DATA EXTRACT:
++++++

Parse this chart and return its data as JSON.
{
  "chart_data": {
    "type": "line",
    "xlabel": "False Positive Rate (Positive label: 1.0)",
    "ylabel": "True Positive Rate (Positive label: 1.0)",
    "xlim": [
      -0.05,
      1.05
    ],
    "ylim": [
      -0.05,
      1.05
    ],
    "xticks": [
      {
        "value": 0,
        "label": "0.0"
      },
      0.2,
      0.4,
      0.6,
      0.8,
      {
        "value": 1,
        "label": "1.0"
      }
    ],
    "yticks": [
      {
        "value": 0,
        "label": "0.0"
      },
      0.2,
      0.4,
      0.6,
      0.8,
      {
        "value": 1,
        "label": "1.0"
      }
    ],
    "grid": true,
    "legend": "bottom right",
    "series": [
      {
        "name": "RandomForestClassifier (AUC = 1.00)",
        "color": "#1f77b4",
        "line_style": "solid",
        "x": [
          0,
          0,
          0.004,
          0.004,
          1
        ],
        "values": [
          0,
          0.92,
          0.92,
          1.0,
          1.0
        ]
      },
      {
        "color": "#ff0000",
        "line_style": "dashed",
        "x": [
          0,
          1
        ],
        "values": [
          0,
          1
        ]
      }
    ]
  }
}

++++++

DIRECTIONS:
Above are the records; retype every one exactly.

TASK SOLUTION:
Parse this chart and return its data as JSON.
{
  "chart_data": {
    "type": "line",
    "xlabel": "False Positive Rate (Positive label: 1.0)",
    "ylabel": "True Positive Rate (Positive label: 1.0)",
    "xlim": [
      -0.05,
      1.05
    ],
    "ylim": [
      -0.05,
      1.05
    ],
    "xticks": [
      {
        "value": 0,
        "label": "0.0"
      },
      0.2,
      0.4,
      0.6,
      0.8,
      {
        "value": 1,
        "label": "1.0"
      }
    ],
    "yticks": [
      {
        "value": 0,
        "label": "0.0"
      },
      0.2,
      0.4,
      0.6,
      0.8,
      {
        "value": 1,
        "label": "1.0"
      }
    ],
    "grid": true,
    "legend": "bottom right",
    "series": [
      {
        "name": "RandomForestClassifier (AUC = 1.00)",
        "color": "#1f77b4",
        "line_style": "solid",
        "x": [
          0,
          0,
          0.004,
          0.004,
          1
        ],
        "values": [
          0,
          0.92,
          0.92,
          1.0,
          1.0
        ]
      },
      {
        "color": "#ff0000",
        "line_style": "dashed",
        "x": [
          0,
          1
        ],
        "values": [
          0,
          1
        ]
      }
    ]
  }
}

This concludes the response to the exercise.